-- What is needed --
Could you print every record below exactly as it appears?

======

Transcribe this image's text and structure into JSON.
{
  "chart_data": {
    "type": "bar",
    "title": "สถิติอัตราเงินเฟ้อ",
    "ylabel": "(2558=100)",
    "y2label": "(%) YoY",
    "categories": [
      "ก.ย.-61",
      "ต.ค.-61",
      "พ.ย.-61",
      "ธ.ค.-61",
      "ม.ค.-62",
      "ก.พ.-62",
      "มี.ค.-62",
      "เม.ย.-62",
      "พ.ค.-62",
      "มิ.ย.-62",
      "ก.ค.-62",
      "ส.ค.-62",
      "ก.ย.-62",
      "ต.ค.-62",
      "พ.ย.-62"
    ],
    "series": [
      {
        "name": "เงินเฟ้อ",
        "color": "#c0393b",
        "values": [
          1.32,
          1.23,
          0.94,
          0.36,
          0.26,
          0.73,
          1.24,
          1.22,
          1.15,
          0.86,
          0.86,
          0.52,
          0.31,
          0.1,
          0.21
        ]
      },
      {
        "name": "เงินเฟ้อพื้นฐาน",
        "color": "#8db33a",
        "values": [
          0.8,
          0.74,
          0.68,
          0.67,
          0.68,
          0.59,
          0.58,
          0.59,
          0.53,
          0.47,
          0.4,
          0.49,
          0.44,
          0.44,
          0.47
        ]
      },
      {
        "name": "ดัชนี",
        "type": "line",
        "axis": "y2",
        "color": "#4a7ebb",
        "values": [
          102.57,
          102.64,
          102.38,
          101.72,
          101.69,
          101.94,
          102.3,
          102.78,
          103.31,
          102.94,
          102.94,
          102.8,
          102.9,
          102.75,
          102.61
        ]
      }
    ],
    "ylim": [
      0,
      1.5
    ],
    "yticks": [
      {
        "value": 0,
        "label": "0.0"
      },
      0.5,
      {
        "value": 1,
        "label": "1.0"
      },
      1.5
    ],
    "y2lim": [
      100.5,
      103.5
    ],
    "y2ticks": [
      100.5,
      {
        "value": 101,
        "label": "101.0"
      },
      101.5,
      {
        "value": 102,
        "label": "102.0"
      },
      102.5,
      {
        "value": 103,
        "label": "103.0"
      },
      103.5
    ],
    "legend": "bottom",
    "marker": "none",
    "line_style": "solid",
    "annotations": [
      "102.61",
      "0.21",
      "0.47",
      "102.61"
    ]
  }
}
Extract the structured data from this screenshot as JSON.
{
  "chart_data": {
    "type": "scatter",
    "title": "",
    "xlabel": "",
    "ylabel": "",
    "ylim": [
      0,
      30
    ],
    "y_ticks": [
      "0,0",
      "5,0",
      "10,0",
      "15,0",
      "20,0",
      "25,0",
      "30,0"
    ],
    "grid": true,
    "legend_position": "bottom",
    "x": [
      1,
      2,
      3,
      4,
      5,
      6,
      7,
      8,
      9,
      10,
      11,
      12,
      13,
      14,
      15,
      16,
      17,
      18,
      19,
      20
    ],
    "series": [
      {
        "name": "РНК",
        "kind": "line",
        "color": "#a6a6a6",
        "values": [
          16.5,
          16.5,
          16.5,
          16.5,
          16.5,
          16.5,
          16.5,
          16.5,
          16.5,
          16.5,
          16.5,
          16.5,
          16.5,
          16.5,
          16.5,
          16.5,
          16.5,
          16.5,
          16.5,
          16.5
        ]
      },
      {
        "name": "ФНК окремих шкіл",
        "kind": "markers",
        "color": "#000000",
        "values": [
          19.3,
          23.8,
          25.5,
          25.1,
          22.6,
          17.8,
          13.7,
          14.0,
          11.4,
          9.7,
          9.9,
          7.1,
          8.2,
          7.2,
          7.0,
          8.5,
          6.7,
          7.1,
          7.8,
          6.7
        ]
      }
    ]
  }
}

======

-- Result of this exercise --
Transcribe this image's text and structure into JSON.
{
  "chart_data": {
    "type": "bar",
    "title": "สถิติอัตราเงินเฟ้อ",
    "ylabel": "(2558=100)",
    "y2label": "(%) YoY",
    "categories": [
      "ก.ย.-61",
      "ต.ค.-61",
      "พ.ย.-61",
      "ธ.ค.-61",
      "ม.ค.-62",
      "ก.พ.-62",
      "มี.ค.-62",
      "เม.ย.-62",
      "พ.ค.-62",
      "มิ.ย.-62",
      "ก.ค.-62",
      "ส.ค.-62",
      "ก.ย.-62",
      "ต.ค.-62",
      "พ.ย.-62"
    ],
    "series": [
      {
        "name": "เงินเฟ้อ",
        "color": "#c0393b",
        "values": [
          1.32,
          1.23,
          0.94,
          0.36,
          0.26,
          0.73,
          1.24,
          1.22,
          1.15,
          0.86,
          0.86,
          0.52,
          0.31,
          0.1,
          0.21
        ]
      },
      {
        "name": "เงินเฟ้อพื้นฐาน",
        "color": "#8db33a",
        "values": [
          0.8,
          0.74,
          0.68,
          0.67,
          0.68,
          0.59,
          0.58,
          0.59,
          0.53,
          0.47,
          0.4,
          0.49,
          0.44,
          0.44,
          0.47
        ]
      },
      {
        "name": "ดัชนี",
        "type": "line",
        "axis": "y2",
        "color": "#4a7ebb",
        "values": [
          102.57,
          102.64,
          102.38,
          101.72,
          101.69,
          101.94,
          102.3,
          102.78,
          103.31,
          102.94,
          102.94,
          102.8,
          102.9,
          102.75,
          102.61
        ]
      }
    ],
    "ylim": [
      0,
      1.5
    ],
    "yticks": [
      {
        "value": 0,
        "label": "0.0"
      },
      0.5,
      {
        "value": 1,
        "label": "1.0"
      },
      1.5
    ],
    "y2lim": [
      100.5,
      103.5
    ],
    "y2ticks": [
      100.5,
      {
        "value": 101,
        "label": "101.0"
      },
      101.5,
      {
        "value": 102,
        "label": "102.0"
      },
      102.5,
      {
        "value": 103,
        "label": "103.0"
      },
      103.5
    ],
    "legend": "bottom",
    "marker": "none",
    "line_style": "solid",
    "annotations": [
      "102.61",
      "0.21",
      "0.47",
      "102.61"
    ]
  }
}
Extract the structured data from this screenshot as JSON.
{
  "chart_data": {
    "type": "scatter",
    "title": "",
    "xlabel": "",
    "ylabel": "",
    "ylim": [
      0,
      30
    ],
    "y_ticks": [
      "0,0",
      "5,0",
      "10,0",
      "15,0",
      "20,0",
      "25,0",
      "30,0"
    ],
    "grid": true,
    "legend_position": "bottom",
    "x": [
      1,
      2,
      3,
      4,
      5,
      6,
      7,
      8,
      9,
      10,
      11,
      12,
      13,
      14,
      15,
      16,
      17,
      18,
      19,
      20
    ],
    "series": [
      {
        "name": "РНК",
        "kind": "line",
        "color": "#a6a6a6",
        "values": [
          16.5,
          16.5,
          16.5,
          16.5,
          16.5,
          16.5,
          16.5,
          16.5,
          16.5,
          16.5,
          16.5,
          16.5,
          16.5,
          16.5,
          16.5,
          16.5,
          16.5,
          16.5,
          16.5,
          16.5
        ]
      },
      {
        "name": "ФНК окремих шкіл",
        "kind": "markers",
        "color": "#000000",
        "values": [
          19.3,
          23.8,
          25.5,
          25.1,
          22.6,
          17.8,
          13.7,
          14.0,
          11.4,
          9.7,
          9.9,
          7.1,
          8.2,
          7.2,
          7.0,
          8.5,
          6.7,
          7.1,
          7.8,
          6.7
        ]
      }
    ]
  }
}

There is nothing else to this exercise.